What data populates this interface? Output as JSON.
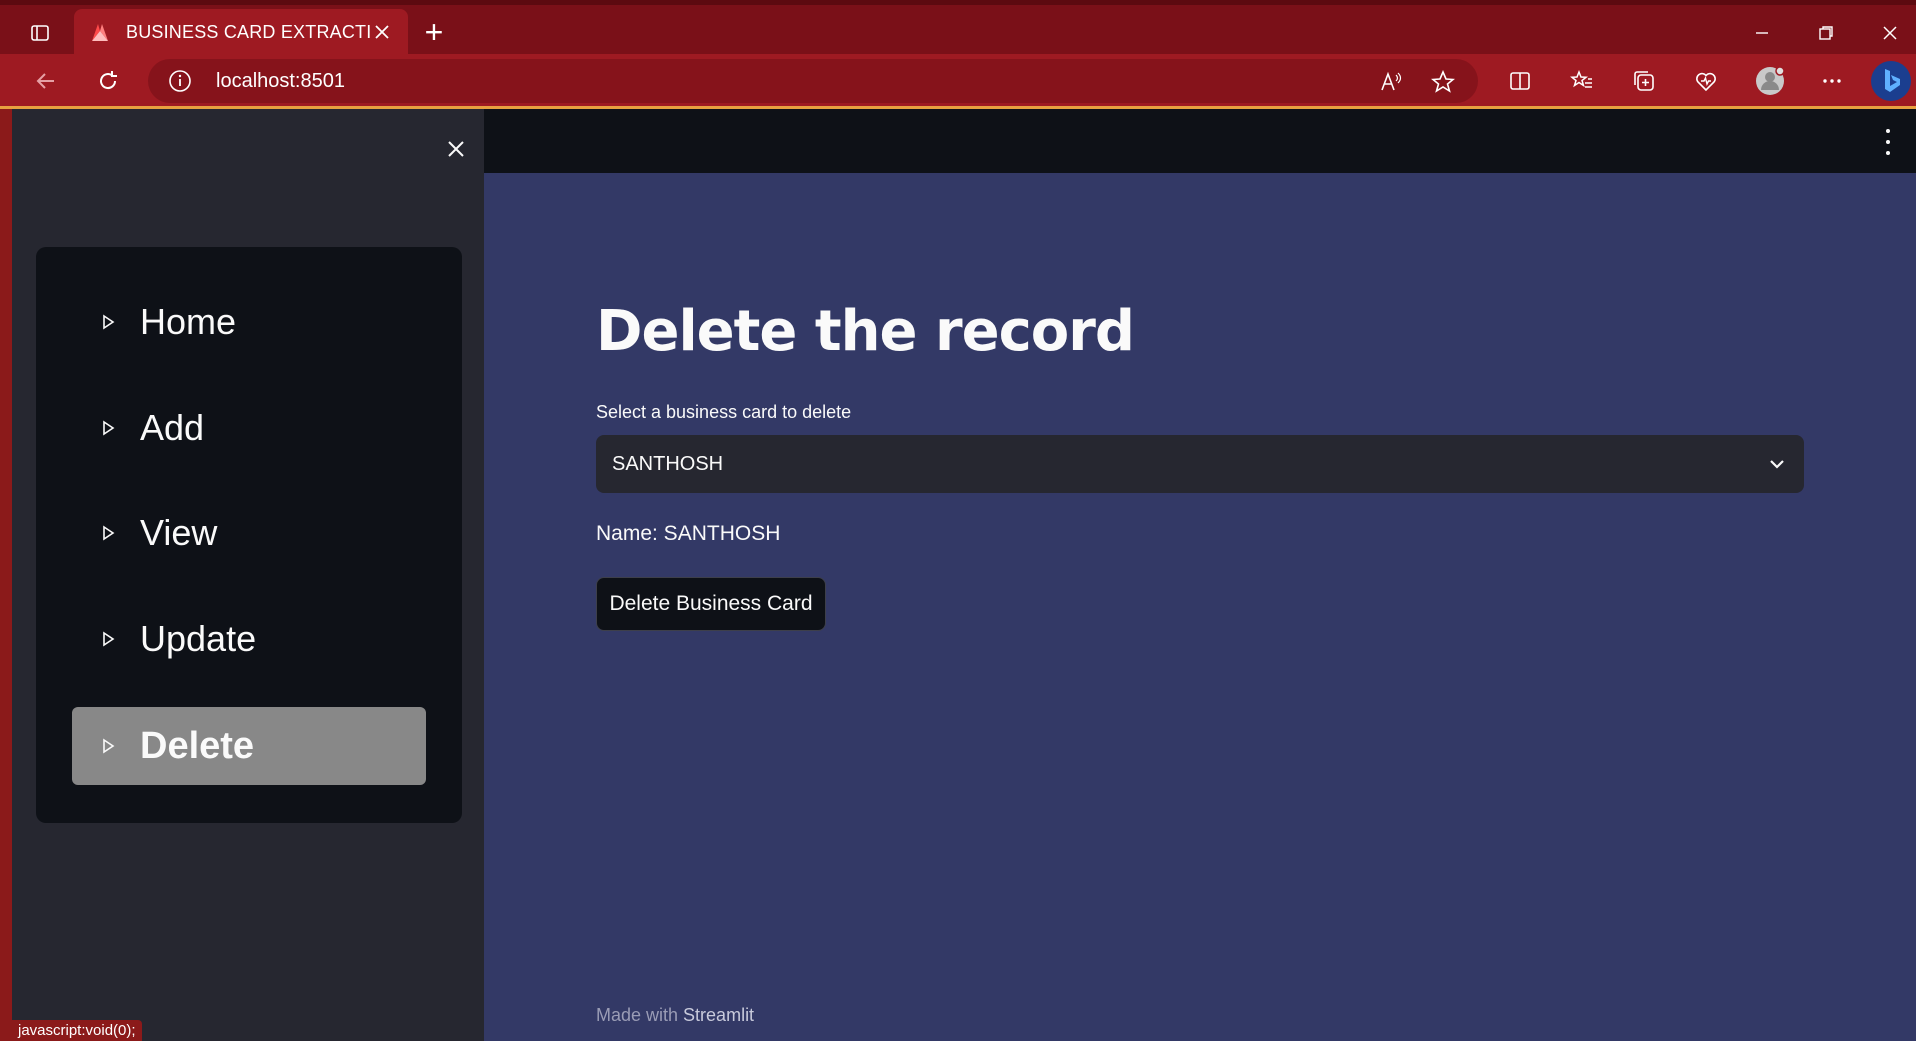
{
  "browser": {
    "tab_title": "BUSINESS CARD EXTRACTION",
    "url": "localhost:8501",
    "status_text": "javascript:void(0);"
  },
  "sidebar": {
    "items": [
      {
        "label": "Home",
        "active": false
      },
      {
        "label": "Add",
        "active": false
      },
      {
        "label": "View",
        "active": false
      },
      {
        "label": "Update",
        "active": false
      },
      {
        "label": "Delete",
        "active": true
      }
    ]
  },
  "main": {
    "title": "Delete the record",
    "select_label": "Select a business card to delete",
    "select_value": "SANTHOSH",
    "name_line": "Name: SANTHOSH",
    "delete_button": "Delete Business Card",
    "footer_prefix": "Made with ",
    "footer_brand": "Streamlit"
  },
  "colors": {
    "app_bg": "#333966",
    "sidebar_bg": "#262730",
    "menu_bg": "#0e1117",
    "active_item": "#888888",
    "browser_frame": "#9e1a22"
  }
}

☆ ☆ ☆ ☆ ☆

## Required work
What is the number of lines in the records above that include the word "SANTHOSH"? Reply with that number and nothing more.

## Written solution
2